------ Provided passage

Ronald Johnson is a Professor in the Department of History. He is a specialist in nineteenth-century (19th) American cultural history with an emphasis in gender, race, and post-Civil War culture.

He is the co-author (with Abby Arthur Johnson) of Propaganda and Aesthetics: the Literary Politics of African American Periodicals in the Twentieth Century (University of Massachusetts Press, rev. ed. 1992) and is currently working (with Abby Arthur Johnson) on a cultural history of Congressional Cemetery, Washington D.C. as the first national cemetery in the United States. Professor Johnson has served on the American Studies Committee since 1975 and as director/chair from 1979-85 and 1989 to the present.

------------
------ Data provided

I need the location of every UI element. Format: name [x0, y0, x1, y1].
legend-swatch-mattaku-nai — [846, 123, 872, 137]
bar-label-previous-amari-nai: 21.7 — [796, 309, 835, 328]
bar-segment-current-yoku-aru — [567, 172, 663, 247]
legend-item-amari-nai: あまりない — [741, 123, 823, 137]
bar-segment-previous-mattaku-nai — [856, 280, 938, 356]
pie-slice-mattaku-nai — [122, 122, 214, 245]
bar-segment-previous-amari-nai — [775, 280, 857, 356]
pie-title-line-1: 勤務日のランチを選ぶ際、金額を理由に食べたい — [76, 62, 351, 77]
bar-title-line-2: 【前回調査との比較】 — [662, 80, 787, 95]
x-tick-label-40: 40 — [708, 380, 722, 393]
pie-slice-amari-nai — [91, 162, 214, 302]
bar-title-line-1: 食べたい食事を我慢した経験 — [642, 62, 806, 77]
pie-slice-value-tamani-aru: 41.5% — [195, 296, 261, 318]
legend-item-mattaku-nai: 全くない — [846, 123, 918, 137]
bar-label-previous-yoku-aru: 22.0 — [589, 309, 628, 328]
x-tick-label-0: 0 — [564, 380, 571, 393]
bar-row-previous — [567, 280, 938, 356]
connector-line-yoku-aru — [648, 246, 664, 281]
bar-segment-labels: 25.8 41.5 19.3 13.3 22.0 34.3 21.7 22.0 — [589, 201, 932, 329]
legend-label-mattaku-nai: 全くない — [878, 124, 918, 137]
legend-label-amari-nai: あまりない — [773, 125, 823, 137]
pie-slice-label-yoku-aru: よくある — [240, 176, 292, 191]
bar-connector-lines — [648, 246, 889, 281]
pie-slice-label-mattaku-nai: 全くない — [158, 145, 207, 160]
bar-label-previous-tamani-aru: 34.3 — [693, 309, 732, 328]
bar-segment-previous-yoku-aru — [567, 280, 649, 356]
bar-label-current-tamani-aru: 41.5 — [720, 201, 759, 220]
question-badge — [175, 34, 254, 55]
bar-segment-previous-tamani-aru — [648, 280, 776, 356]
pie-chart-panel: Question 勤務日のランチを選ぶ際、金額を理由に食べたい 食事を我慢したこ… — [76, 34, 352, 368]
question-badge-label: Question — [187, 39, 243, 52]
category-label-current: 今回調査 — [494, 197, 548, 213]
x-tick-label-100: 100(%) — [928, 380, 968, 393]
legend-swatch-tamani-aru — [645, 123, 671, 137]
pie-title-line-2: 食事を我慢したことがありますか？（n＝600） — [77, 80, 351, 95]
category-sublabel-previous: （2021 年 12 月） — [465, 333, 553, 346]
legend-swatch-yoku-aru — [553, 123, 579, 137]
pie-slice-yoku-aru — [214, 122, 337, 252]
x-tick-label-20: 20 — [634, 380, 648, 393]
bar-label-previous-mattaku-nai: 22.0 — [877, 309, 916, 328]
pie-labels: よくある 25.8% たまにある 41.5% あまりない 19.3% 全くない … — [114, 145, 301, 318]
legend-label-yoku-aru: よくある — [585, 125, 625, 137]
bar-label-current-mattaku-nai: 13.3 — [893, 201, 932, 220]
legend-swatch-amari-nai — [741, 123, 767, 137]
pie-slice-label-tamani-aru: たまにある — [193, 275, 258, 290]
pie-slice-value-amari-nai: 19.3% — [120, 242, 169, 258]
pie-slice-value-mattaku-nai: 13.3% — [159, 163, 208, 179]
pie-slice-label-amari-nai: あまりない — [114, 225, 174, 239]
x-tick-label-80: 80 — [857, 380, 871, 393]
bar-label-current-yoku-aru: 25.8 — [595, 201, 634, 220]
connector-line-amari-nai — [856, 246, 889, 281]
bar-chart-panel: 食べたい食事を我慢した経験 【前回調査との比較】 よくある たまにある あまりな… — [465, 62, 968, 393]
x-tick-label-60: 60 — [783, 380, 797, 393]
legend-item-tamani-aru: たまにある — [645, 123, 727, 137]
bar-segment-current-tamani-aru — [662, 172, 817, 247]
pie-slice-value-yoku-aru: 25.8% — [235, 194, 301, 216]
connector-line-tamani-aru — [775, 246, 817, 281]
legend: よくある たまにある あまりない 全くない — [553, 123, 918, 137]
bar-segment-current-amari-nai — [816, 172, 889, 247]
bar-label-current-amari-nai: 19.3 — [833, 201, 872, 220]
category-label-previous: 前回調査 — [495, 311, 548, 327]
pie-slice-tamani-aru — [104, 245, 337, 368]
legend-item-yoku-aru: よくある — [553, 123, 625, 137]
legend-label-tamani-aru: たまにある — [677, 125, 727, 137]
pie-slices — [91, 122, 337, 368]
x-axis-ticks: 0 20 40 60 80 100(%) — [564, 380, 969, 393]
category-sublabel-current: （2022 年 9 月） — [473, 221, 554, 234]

------------

Required task A> In the profile of Ronald Johnson, which press published the revised 1992 edition of Propaganda and Aesthetics?
Required task B> Pick up the profile of Ronald Johnson after its last sentence and carry it forward.

Output A> University of Massachusetts Press

Output B>
Professor Johnson offers courses on the American cultural experience, focusing on literary developments, such as his course on "Mark Twain's America, 1870-1900," or technological and reform history as in his "Perfecting America: Reform, Technology, and Society, 1830-1900." He also teaches a course on "What Is An American? -- Studies in Cultural Identity in the United States." He has taught graduate courses on "Mark Twain and American Culture" (graduate readings colloquium) and "American Cultural History" (seminar). In addition, he teaches the first half of the United States history survey and in the core curriculum of the American Studies Program. Finally, Professor Johnson serves on the Liberal Studies Graduate Program core faculty and regularly offers courses for the program.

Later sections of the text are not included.